━━ EXERCISE DATA

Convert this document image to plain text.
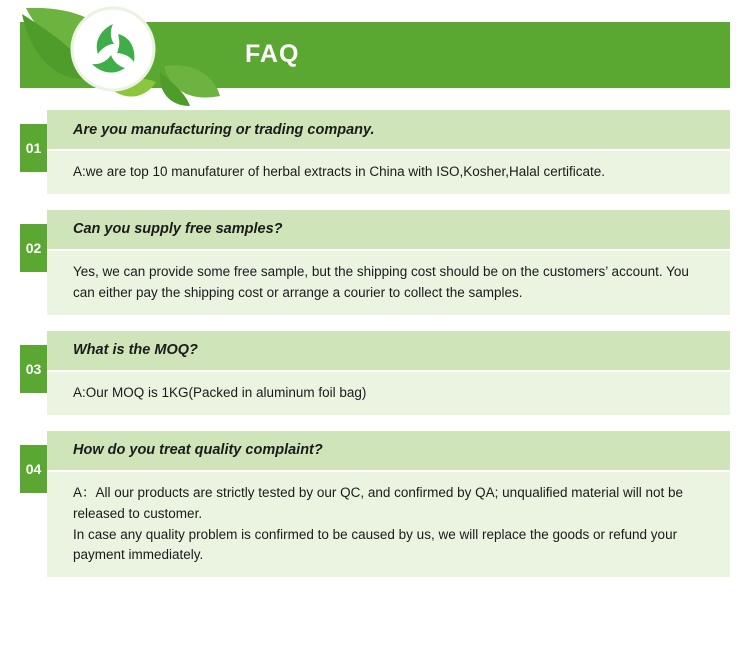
FAQ
01
Are you manufacturing or trading company.

A:we are top 10 manufaturer of herbal extracts in China with ISO,Kosher,Halal certificate.

02
Can you supply free samples?

Yes, we can provide some free sample, but the shipping cost should be on the customers’ account. You can either pay the shipping cost or arrange a courier to collect the samples.

03
What is the MOQ?

A:Our MOQ is 1KG(Packed in aluminum foil bag)

04
How do you treat quality complaint?

A：All our products are strictly tested by our QC, and confirmed by QA; unqualified material will not be released to customer.

In case any quality problem is confirmed to be caused by us, we will replace the goods or refund your payment immediately.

━━━━

All of the material above should be reproduced exactly, except the pictures.

Convert this document image to plain text.
FAQ
01
Are you manufacturing or trading company.

A:we are top 10 manufaturer of herbal extracts in China with ISO,Kosher,Halal certificate.

02
Can you supply free samples?

Yes, we can provide some free sample, but the shipping cost should be on the customers’ account. You can either pay the shipping cost or arrange a courier to collect the samples.

03
What is the MOQ?

A:Our MOQ is 1KG(Packed in aluminum foil bag)

04
How do you treat quality complaint?

A：All our products are strictly tested by our QC, and confirmed by QA; unqualified material will not be released to customer.

In case any quality problem is confirmed to be caused by us, we will replace the goods or refund your payment immediately.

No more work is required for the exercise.